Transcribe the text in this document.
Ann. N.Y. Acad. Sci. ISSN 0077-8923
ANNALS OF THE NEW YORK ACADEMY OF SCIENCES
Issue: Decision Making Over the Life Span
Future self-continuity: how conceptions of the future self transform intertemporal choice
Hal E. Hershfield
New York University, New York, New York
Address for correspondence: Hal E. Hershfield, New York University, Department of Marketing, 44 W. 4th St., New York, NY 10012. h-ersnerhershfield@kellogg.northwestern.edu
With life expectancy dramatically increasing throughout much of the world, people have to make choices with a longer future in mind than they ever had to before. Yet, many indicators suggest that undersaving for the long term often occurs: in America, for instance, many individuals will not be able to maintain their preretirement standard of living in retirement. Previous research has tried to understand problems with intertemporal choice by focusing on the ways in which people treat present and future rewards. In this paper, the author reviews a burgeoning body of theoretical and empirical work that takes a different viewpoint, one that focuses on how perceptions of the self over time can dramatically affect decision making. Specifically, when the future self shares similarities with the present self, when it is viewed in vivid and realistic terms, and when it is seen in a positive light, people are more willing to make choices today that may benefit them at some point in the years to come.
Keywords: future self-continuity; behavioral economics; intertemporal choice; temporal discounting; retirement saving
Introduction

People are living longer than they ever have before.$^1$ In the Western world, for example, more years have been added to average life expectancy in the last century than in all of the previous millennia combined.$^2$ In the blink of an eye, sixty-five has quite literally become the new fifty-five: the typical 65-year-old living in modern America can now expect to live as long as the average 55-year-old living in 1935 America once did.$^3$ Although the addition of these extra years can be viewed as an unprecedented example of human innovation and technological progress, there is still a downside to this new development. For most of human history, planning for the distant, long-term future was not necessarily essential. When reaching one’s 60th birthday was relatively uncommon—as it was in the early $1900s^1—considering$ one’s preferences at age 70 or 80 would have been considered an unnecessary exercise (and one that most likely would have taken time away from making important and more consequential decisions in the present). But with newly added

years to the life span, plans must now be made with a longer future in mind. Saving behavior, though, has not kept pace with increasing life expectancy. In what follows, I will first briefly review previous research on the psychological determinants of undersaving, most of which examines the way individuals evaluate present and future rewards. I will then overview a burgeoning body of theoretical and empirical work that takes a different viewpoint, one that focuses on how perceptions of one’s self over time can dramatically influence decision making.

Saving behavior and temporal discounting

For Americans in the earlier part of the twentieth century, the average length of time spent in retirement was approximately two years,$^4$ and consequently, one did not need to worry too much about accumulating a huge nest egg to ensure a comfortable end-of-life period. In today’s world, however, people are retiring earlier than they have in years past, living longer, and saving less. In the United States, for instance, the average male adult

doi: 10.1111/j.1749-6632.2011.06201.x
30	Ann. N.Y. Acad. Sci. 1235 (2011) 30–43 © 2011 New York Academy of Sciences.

-- TO DO --
Output all of the material exactly as written.

-- COMPLETED EXERCISE --
Transcribe the text in this document.
Ann. N.Y. Acad. Sci. ISSN 0077-8923
ANNALS OF THE NEW YORK ACADEMY OF SCIENCES
Issue: Decision Making Over the Life Span
Future self-continuity: how conceptions of the future self transform intertemporal choice
Hal E. Hershfield
New York University, New York, New York
Address for correspondence: Hal E. Hershfield, New York University, Department of Marketing, 44 W. 4th St., New York, NY 10012. h-ersnerhershfield@kellogg.northwestern.edu
With life expectancy dramatically increasing throughout much of the world, people have to make choices with a longer future in mind than they ever had to before. Yet, many indicators suggest that undersaving for the long term often occurs: in America, for instance, many individuals will not be able to maintain their preretirement standard of living in retirement. Previous research has tried to understand problems with intertemporal choice by focusing on the ways in which people treat present and future rewards. In this paper, the author reviews a burgeoning body of theoretical and empirical work that takes a different viewpoint, one that focuses on how perceptions of the self over time can dramatically affect decision making. Specifically, when the future self shares similarities with the present self, when it is viewed in vivid and realistic terms, and when it is seen in a positive light, people are more willing to make choices today that may benefit them at some point in the years to come.
Keywords: future self-continuity; behavioral economics; intertemporal choice; temporal discounting; retirement saving
Introduction

People are living longer than they ever have before.$^1$ In the Western world, for example, more years have been added to average life expectancy in the last century than in all of the previous millennia combined.$^2$ In the blink of an eye, sixty-five has quite literally become the new fifty-five: the typical 65-year-old living in modern America can now expect to live as long as the average 55-year-old living in 1935 America once did.$^3$ Although the addition of these extra years can be viewed as an unprecedented example of human innovation and technological progress, there is still a downside to this new development. For most of human history, planning for the distant, long-term future was not necessarily essential. When reaching one’s 60th birthday was relatively uncommon—as it was in the early $1900s^1—considering$ one’s preferences at age 70 or 80 would have been considered an unnecessary exercise (and one that most likely would have taken time away from making important and more consequential decisions in the present). But with newly added

years to the life span, plans must now be made with a longer future in mind. Saving behavior, though, has not kept pace with increasing life expectancy. In what follows, I will first briefly review previous research on the psychological determinants of undersaving, most of which examines the way individuals evaluate present and future rewards. I will then overview a burgeoning body of theoretical and empirical work that takes a different viewpoint, one that focuses on how perceptions of one’s self over time can dramatically influence decision making.

Saving behavior and temporal discounting

For Americans in the earlier part of the twentieth century, the average length of time spent in retirement was approximately two years,$^4$ and consequently, one did not need to worry too much about accumulating a huge nest egg to ensure a comfortable end-of-life period. In today’s world, however, people are retiring earlier than they have in years past, living longer, and saving less. In the United States, for instance, the average male adult

doi: 10.1111/j.1749-6632.2011.06201.x
30	Ann. N.Y. Acad. Sci. 1235 (2011) 30–43 © 2011 New York Academy of Sciences.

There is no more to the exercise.